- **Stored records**

** Begin **

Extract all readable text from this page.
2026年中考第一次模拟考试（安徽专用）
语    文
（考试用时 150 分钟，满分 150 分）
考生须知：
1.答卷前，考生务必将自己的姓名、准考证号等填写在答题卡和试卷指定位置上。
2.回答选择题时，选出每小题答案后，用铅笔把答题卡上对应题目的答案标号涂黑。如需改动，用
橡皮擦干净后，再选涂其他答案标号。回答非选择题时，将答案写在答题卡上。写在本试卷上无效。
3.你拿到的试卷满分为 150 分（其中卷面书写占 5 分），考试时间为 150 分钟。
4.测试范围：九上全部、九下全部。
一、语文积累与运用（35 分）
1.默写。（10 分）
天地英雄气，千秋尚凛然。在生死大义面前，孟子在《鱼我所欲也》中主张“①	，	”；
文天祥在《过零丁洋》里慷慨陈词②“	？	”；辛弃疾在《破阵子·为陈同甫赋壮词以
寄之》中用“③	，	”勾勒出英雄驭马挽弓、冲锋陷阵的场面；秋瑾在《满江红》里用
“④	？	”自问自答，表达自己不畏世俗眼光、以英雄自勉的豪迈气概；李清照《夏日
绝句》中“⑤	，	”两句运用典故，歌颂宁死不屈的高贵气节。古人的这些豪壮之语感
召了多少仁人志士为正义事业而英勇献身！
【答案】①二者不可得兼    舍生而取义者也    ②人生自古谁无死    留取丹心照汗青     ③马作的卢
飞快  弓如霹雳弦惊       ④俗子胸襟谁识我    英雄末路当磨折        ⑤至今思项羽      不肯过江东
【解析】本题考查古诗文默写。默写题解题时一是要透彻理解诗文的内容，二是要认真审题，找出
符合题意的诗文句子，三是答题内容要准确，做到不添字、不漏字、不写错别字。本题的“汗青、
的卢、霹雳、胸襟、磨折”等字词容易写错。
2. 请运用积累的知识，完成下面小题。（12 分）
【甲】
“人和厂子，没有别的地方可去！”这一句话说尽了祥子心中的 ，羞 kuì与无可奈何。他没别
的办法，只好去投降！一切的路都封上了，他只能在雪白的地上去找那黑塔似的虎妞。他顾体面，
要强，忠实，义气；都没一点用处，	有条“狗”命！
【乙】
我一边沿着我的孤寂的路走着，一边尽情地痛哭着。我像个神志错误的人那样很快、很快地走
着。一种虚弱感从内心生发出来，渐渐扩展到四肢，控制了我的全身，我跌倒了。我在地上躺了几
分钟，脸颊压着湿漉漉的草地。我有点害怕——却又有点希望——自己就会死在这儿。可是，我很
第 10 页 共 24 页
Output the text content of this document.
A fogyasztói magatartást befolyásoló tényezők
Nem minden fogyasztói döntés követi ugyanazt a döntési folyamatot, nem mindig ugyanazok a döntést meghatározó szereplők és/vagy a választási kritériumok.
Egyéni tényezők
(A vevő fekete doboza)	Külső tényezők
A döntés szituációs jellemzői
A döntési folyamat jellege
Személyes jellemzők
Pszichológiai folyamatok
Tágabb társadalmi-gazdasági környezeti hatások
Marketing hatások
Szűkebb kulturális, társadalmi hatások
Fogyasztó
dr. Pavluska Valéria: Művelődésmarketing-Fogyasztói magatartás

** End **

- **WRITTEN REQUEST**
Locate the lines above that contain "text" and copy them.

- **SOLVED EXERCISE**
Extract all readable text from this page.
Output the text content of this document.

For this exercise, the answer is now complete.